====== Data extract

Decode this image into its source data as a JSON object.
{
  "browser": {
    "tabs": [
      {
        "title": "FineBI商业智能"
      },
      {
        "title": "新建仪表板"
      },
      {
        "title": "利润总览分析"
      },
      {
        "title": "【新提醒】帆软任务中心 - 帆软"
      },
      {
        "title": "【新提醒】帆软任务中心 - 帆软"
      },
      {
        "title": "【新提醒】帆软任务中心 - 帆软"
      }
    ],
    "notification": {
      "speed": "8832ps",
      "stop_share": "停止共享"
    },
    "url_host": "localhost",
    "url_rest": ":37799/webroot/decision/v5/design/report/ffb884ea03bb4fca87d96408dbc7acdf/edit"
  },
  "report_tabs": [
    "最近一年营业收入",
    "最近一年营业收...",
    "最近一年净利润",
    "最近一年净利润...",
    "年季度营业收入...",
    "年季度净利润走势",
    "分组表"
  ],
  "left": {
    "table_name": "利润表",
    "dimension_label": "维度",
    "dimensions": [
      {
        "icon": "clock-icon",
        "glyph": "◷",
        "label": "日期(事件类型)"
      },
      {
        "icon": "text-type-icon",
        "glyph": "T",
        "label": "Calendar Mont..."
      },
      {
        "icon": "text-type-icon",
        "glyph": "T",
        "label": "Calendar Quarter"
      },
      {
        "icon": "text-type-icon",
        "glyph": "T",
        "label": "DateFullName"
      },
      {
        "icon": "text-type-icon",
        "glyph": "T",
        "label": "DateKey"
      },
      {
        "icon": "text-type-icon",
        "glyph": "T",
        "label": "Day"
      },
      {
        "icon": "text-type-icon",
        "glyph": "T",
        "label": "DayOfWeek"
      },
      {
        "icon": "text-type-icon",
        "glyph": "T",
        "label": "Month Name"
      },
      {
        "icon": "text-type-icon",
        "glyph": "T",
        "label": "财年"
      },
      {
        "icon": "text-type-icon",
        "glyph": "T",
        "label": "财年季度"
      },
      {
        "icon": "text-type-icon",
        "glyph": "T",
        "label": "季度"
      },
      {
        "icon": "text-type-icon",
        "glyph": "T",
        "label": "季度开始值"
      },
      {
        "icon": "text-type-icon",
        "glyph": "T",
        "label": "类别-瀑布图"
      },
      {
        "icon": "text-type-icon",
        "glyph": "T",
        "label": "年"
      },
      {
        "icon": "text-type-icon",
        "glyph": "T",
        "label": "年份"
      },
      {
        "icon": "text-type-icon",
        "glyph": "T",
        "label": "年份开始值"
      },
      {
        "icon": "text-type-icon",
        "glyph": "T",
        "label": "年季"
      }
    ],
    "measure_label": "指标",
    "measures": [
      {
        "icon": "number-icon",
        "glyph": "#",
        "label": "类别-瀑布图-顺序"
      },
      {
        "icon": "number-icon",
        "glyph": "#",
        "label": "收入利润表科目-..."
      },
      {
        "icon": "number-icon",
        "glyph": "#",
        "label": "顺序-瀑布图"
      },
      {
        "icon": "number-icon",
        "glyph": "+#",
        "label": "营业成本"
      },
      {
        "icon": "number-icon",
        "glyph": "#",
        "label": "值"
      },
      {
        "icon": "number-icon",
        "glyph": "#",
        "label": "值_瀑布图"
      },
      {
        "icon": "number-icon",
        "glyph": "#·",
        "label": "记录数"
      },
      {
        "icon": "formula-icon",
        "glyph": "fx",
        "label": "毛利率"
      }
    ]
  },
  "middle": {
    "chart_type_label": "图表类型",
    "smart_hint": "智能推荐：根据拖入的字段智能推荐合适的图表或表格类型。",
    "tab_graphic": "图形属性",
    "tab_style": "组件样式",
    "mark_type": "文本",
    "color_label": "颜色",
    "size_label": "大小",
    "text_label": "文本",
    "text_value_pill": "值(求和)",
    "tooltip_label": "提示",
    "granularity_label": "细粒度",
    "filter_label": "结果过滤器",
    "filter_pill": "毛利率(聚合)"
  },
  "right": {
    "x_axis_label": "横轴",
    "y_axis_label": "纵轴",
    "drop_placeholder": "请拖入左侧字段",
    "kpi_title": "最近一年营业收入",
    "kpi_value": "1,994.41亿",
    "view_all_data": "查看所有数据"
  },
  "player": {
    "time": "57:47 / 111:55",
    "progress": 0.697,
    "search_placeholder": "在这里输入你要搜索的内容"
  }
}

============

- **Required work**:
Count every line in the preceding entries where the string "Calendar" appears, then state only the total.

- **Output below**:
2